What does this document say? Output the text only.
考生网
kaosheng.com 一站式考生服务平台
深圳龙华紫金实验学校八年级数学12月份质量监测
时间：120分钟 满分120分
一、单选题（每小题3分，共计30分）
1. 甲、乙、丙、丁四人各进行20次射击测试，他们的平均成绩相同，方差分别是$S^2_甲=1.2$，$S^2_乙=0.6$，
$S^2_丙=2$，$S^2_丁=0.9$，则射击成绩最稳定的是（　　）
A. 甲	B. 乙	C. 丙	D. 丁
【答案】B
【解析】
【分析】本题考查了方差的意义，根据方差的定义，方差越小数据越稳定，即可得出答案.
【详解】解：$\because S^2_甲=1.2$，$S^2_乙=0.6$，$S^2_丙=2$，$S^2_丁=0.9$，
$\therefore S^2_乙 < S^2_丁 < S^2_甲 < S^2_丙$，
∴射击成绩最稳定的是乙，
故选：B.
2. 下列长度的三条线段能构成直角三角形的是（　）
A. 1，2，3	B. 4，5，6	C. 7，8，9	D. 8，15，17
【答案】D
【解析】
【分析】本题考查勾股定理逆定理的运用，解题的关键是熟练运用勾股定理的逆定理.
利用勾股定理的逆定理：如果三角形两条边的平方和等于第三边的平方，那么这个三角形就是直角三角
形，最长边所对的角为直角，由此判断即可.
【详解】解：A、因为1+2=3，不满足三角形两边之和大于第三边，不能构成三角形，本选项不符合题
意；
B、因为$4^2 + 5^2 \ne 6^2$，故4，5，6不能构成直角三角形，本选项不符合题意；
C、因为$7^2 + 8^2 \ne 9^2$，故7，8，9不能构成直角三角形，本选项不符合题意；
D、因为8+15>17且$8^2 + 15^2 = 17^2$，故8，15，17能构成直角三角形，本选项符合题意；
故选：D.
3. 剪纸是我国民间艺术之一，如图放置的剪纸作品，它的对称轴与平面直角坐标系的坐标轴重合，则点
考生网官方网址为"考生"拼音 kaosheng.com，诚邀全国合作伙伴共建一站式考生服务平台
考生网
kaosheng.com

INSTRUCTIONS FOR THE TASK:
Extract every line above exactly as it stands.

EXERCISE SOLUTION:
What does this document say? Output the text only.
考生网
kaosheng.com 一站式考生服务平台
深圳龙华紫金实验学校八年级数学12月份质量监测
时间：120分钟 满分120分
一、单选题（每小题3分，共计30分）
1. 甲、乙、丙、丁四人各进行20次射击测试，他们的平均成绩相同，方差分别是$S^2_甲=1.2$，$S^2_乙=0.6$，
$S^2_丙=2$，$S^2_丁=0.9$，则射击成绩最稳定的是（　　）
A. 甲	B. 乙	C. 丙	D. 丁
【答案】B
【解析】
【分析】本题考查了方差的意义，根据方差的定义，方差越小数据越稳定，即可得出答案.
【详解】解：$\because S^2_甲=1.2$，$S^2_乙=0.6$，$S^2_丙=2$，$S^2_丁=0.9$，
$\therefore S^2_乙 < S^2_丁 < S^2_甲 < S^2_丙$，
∴射击成绩最稳定的是乙，
故选：B.
2. 下列长度的三条线段能构成直角三角形的是（　）
A. 1，2，3	B. 4，5，6	C. 7，8，9	D. 8，15，17
【答案】D
【解析】
【分析】本题考查勾股定理逆定理的运用，解题的关键是熟练运用勾股定理的逆定理.
利用勾股定理的逆定理：如果三角形两条边的平方和等于第三边的平方，那么这个三角形就是直角三角
形，最长边所对的角为直角，由此判断即可.
【详解】解：A、因为1+2=3，不满足三角形两边之和大于第三边，不能构成三角形，本选项不符合题
意；
B、因为$4^2 + 5^2 \ne 6^2$，故4，5，6不能构成直角三角形，本选项不符合题意；
C、因为$7^2 + 8^2 \ne 9^2$，故7，8，9不能构成直角三角形，本选项不符合题意；
D、因为8+15>17且$8^2 + 15^2 = 17^2$，故8，15，17能构成直角三角形，本选项符合题意；
故选：D.
3. 剪纸是我国民间艺术之一，如图放置的剪纸作品，它的对称轴与平面直角坐标系的坐标轴重合，则点
考生网官方网址为"考生"拼音 kaosheng.com，诚邀全国合作伙伴共建一站式考生服务平台
考生网
kaosheng.com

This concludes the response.